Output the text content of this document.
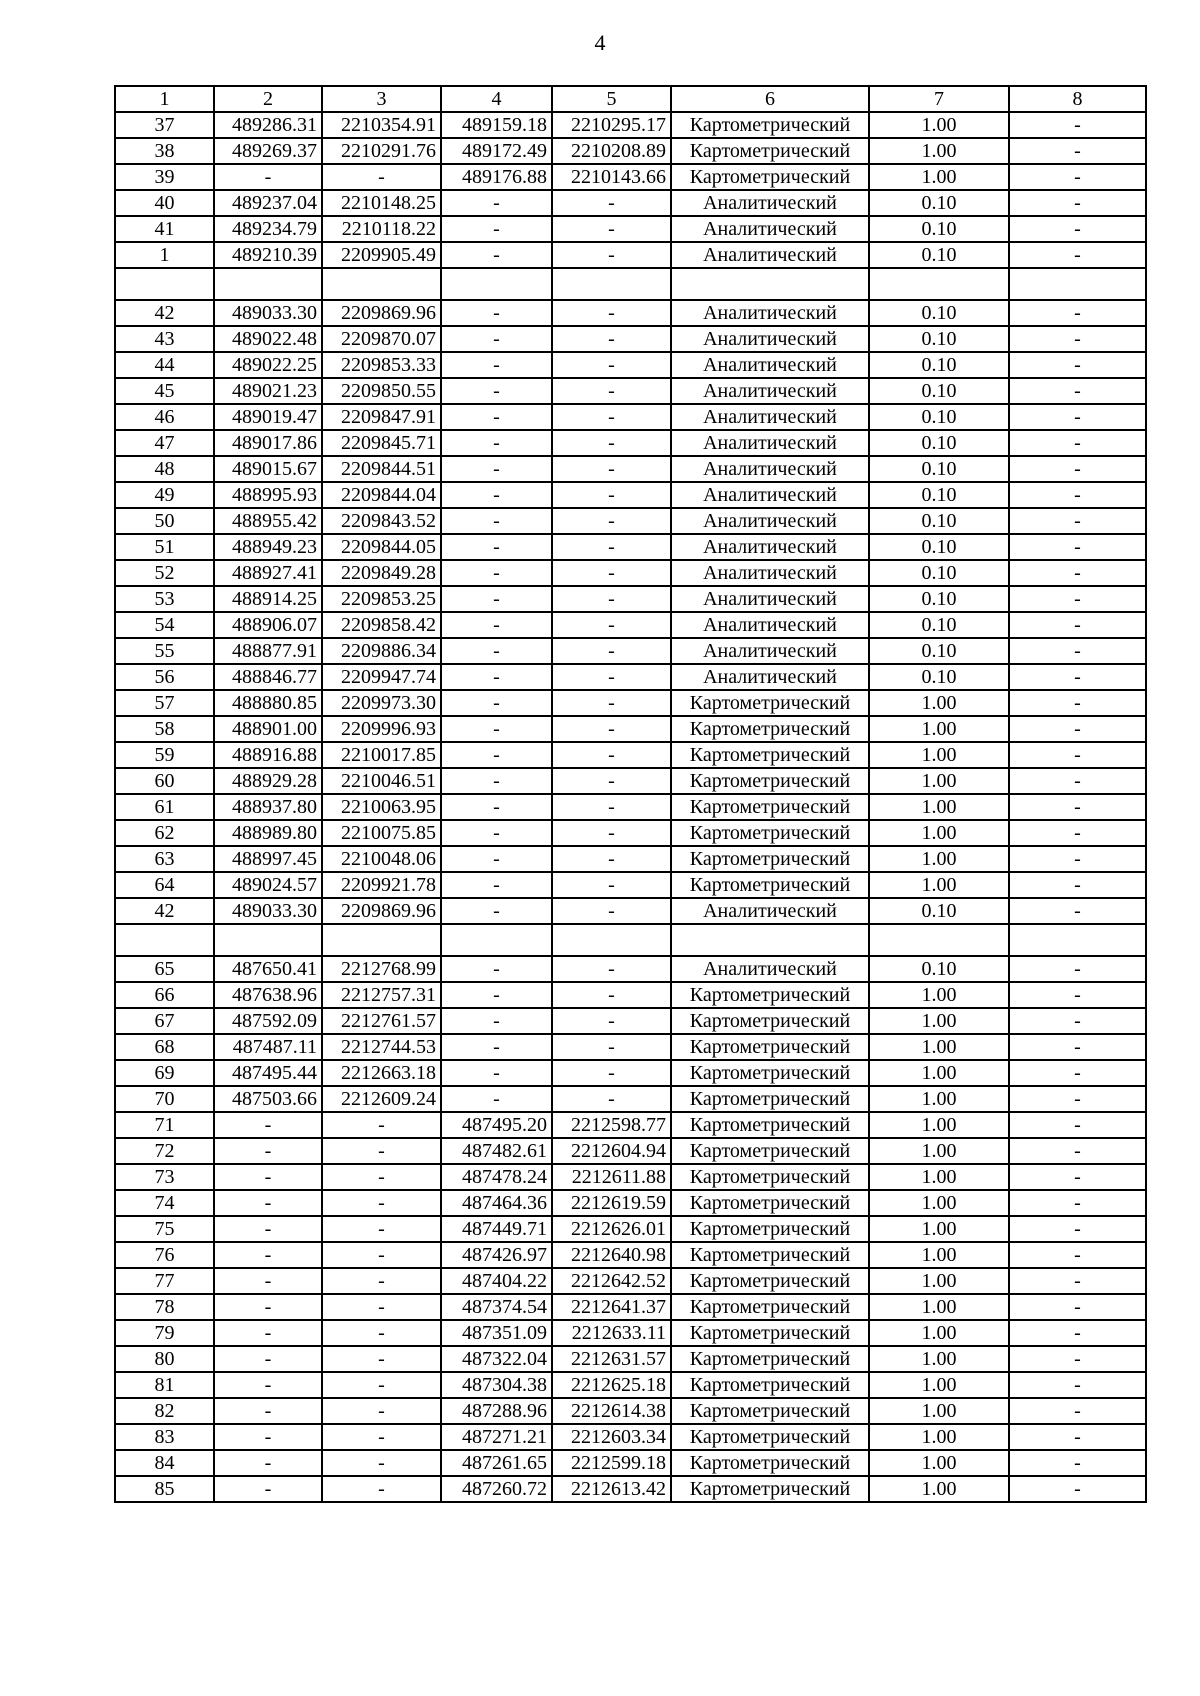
4
1	2	3	4	5	6	7	8
37	489286.31	2210354.91	489159.18	2210295.17	Картометрический	1.00	-
38	489269.37	2210291.76	489172.49	2210208.89	Картометрический	1.00	-
39	-	-	489176.88	2210143.66	Картометрический	1.00	-
40	489237.04	2210148.25	-	-	Аналитический	0.10	-
41	489234.79	2210118.22	-	-	Аналитический	0.10	-
1	489210.39	2209905.49	-	-	Аналитический	0.10	-

42	489033.30	2209869.96	-	-	Аналитический	0.10	-
43	489022.48	2209870.07	-	-	Аналитический	0.10	-
44	489022.25	2209853.33	-	-	Аналитический	0.10	-
45	489021.23	2209850.55	-	-	Аналитический	0.10	-
46	489019.47	2209847.91	-	-	Аналитический	0.10	-
47	489017.86	2209845.71	-	-	Аналитический	0.10	-
48	489015.67	2209844.51	-	-	Аналитический	0.10	-
49	488995.93	2209844.04	-	-	Аналитический	0.10	-
50	488955.42	2209843.52	-	-	Аналитический	0.10	-
51	488949.23	2209844.05	-	-	Аналитический	0.10	-
52	488927.41	2209849.28	-	-	Аналитический	0.10	-
53	488914.25	2209853.25	-	-	Аналитический	0.10	-
54	488906.07	2209858.42	-	-	Аналитический	0.10	-
55	488877.91	2209886.34	-	-	Аналитический	0.10	-
56	488846.77	2209947.74	-	-	Аналитический	0.10	-
57	488880.85	2209973.30	-	-	Картометрический	1.00	-
58	488901.00	2209996.93	-	-	Картометрический	1.00	-
59	488916.88	2210017.85	-	-	Картометрический	1.00	-
60	488929.28	2210046.51	-	-	Картометрический	1.00	-
61	488937.80	2210063.95	-	-	Картометрический	1.00	-
62	488989.80	2210075.85	-	-	Картометрический	1.00	-
63	488997.45	2210048.06	-	-	Картометрический	1.00	-
64	489024.57	2209921.78	-	-	Картометрический	1.00	-
42	489033.30	2209869.96	-	-	Аналитический	0.10	-

65	487650.41	2212768.99	-	-	Аналитический	0.10	-
66	487638.96	2212757.31	-	-	Картометрический	1.00	-
67	487592.09	2212761.57	-	-	Картометрический	1.00	-
68	487487.11	2212744.53	-	-	Картометрический	1.00	-
69	487495.44	2212663.18	-	-	Картометрический	1.00	-
70	487503.66	2212609.24	-	-	Картометрический	1.00	-
71	-	-	487495.20	2212598.77	Картометрический	1.00	-
72	-	-	487482.61	2212604.94	Картометрический	1.00	-
73	-	-	487478.24	2212611.88	Картометрический	1.00	-
74	-	-	487464.36	2212619.59	Картометрический	1.00	-
75	-	-	487449.71	2212626.01	Картометрический	1.00	-
76	-	-	487426.97	2212640.98	Картометрический	1.00	-
77	-	-	487404.22	2212642.52	Картометрический	1.00	-
78	-	-	487374.54	2212641.37	Картометрический	1.00	-
79	-	-	487351.09	2212633.11	Картометрический	1.00	-
80	-	-	487322.04	2212631.57	Картометрический	1.00	-
81	-	-	487304.38	2212625.18	Картометрический	1.00	-
82	-	-	487288.96	2212614.38	Картометрический	1.00	-
83	-	-	487271.21	2212603.34	Картометрический	1.00	-
84	-	-	487261.65	2212599.18	Картометрический	1.00	-
85	-	-	487260.72	2212613.42	Картометрический	1.00	-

## Your objective:
Output the lines above in full and exactly as given, omitting any pictures.

## Full response:
Output the text content of this document.
4
1	2	3	4	5	6	7	8
37	489286.31	2210354.91	489159.18	2210295.17	Картометрический	1.00	-
38	489269.37	2210291.76	489172.49	2210208.89	Картометрический	1.00	-
39	-	-	489176.88	2210143.66	Картометрический	1.00	-
40	489237.04	2210148.25	-	-	Аналитический	0.10	-
41	489234.79	2210118.22	-	-	Аналитический	0.10	-
1	489210.39	2209905.49	-	-	Аналитический	0.10	-

42	489033.30	2209869.96	-	-	Аналитический	0.10	-
43	489022.48	2209870.07	-	-	Аналитический	0.10	-
44	489022.25	2209853.33	-	-	Аналитический	0.10	-
45	489021.23	2209850.55	-	-	Аналитический	0.10	-
46	489019.47	2209847.91	-	-	Аналитический	0.10	-
47	489017.86	2209845.71	-	-	Аналитический	0.10	-
48	489015.67	2209844.51	-	-	Аналитический	0.10	-
49	488995.93	2209844.04	-	-	Аналитический	0.10	-
50	488955.42	2209843.52	-	-	Аналитический	0.10	-
51	488949.23	2209844.05	-	-	Аналитический	0.10	-
52	488927.41	2209849.28	-	-	Аналитический	0.10	-
53	488914.25	2209853.25	-	-	Аналитический	0.10	-
54	488906.07	2209858.42	-	-	Аналитический	0.10	-
55	488877.91	2209886.34	-	-	Аналитический	0.10	-
56	488846.77	2209947.74	-	-	Аналитический	0.10	-
57	488880.85	2209973.30	-	-	Картометрический	1.00	-
58	488901.00	2209996.93	-	-	Картометрический	1.00	-
59	488916.88	2210017.85	-	-	Картометрический	1.00	-
60	488929.28	2210046.51	-	-	Картометрический	1.00	-
61	488937.80	2210063.95	-	-	Картометрический	1.00	-
62	488989.80	2210075.85	-	-	Картометрический	1.00	-
63	488997.45	2210048.06	-	-	Картометрический	1.00	-
64	489024.57	2209921.78	-	-	Картометрический	1.00	-
42	489033.30	2209869.96	-	-	Аналитический	0.10	-

65	487650.41	2212768.99	-	-	Аналитический	0.10	-
66	487638.96	2212757.31	-	-	Картометрический	1.00	-
67	487592.09	2212761.57	-	-	Картометрический	1.00	-
68	487487.11	2212744.53	-	-	Картометрический	1.00	-
69	487495.44	2212663.18	-	-	Картометрический	1.00	-
70	487503.66	2212609.24	-	-	Картометрический	1.00	-
71	-	-	487495.20	2212598.77	Картометрический	1.00	-
72	-	-	487482.61	2212604.94	Картометрический	1.00	-
73	-	-	487478.24	2212611.88	Картометрический	1.00	-
74	-	-	487464.36	2212619.59	Картометрический	1.00	-
75	-	-	487449.71	2212626.01	Картометрический	1.00	-
76	-	-	487426.97	2212640.98	Картометрический	1.00	-
77	-	-	487404.22	2212642.52	Картометрический	1.00	-
78	-	-	487374.54	2212641.37	Картометрический	1.00	-
79	-	-	487351.09	2212633.11	Картометрический	1.00	-
80	-	-	487322.04	2212631.57	Картометрический	1.00	-
81	-	-	487304.38	2212625.18	Картометрический	1.00	-
82	-	-	487288.96	2212614.38	Картометрический	1.00	-
83	-	-	487271.21	2212603.34	Картометрический	1.00	-
84	-	-	487261.65	2212599.18	Картометрический	1.00	-
85	-	-	487260.72	2212613.42	Картометрический	1.00	-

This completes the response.